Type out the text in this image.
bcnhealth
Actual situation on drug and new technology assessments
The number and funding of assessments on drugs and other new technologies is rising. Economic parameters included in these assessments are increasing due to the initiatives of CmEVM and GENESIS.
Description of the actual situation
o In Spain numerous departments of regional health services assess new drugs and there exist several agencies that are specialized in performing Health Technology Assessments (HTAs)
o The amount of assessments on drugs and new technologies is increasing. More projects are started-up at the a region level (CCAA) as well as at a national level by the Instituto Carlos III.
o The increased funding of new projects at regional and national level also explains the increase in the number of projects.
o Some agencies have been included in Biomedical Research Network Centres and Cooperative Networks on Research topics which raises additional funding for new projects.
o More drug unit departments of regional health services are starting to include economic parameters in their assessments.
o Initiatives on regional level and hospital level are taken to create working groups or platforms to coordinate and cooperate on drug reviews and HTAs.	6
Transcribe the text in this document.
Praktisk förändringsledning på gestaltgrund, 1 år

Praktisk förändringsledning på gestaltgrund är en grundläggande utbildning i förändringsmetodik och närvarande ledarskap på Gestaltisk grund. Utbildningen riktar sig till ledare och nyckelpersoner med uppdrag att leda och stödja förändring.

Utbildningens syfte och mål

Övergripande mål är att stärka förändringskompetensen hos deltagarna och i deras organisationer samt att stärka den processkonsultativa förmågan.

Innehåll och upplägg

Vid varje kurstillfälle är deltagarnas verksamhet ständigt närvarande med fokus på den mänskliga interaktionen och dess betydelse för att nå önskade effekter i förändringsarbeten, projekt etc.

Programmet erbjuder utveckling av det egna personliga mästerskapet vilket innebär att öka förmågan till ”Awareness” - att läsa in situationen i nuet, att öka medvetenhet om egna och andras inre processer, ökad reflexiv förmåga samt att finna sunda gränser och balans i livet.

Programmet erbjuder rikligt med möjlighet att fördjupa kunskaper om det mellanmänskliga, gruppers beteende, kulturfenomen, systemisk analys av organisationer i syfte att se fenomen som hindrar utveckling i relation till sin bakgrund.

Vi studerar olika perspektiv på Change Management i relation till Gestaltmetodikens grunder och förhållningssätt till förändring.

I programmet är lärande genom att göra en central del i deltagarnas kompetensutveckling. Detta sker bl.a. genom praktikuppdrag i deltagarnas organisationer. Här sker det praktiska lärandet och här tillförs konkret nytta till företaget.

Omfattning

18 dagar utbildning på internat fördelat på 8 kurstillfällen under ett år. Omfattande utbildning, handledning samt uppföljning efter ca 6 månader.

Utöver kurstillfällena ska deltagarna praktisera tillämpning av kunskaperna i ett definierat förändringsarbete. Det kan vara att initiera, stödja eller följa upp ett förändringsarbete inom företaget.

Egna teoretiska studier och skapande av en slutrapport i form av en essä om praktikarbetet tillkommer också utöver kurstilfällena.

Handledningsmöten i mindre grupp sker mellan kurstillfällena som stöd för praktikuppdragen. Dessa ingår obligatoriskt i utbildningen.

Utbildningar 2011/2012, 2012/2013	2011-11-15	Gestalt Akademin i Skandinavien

════════════════

■ WHAT THE TASK REQUIRES
From the records, work out how many lines include "agencies" and respond with the number only.

■ ANSWER FOR THE TASK
2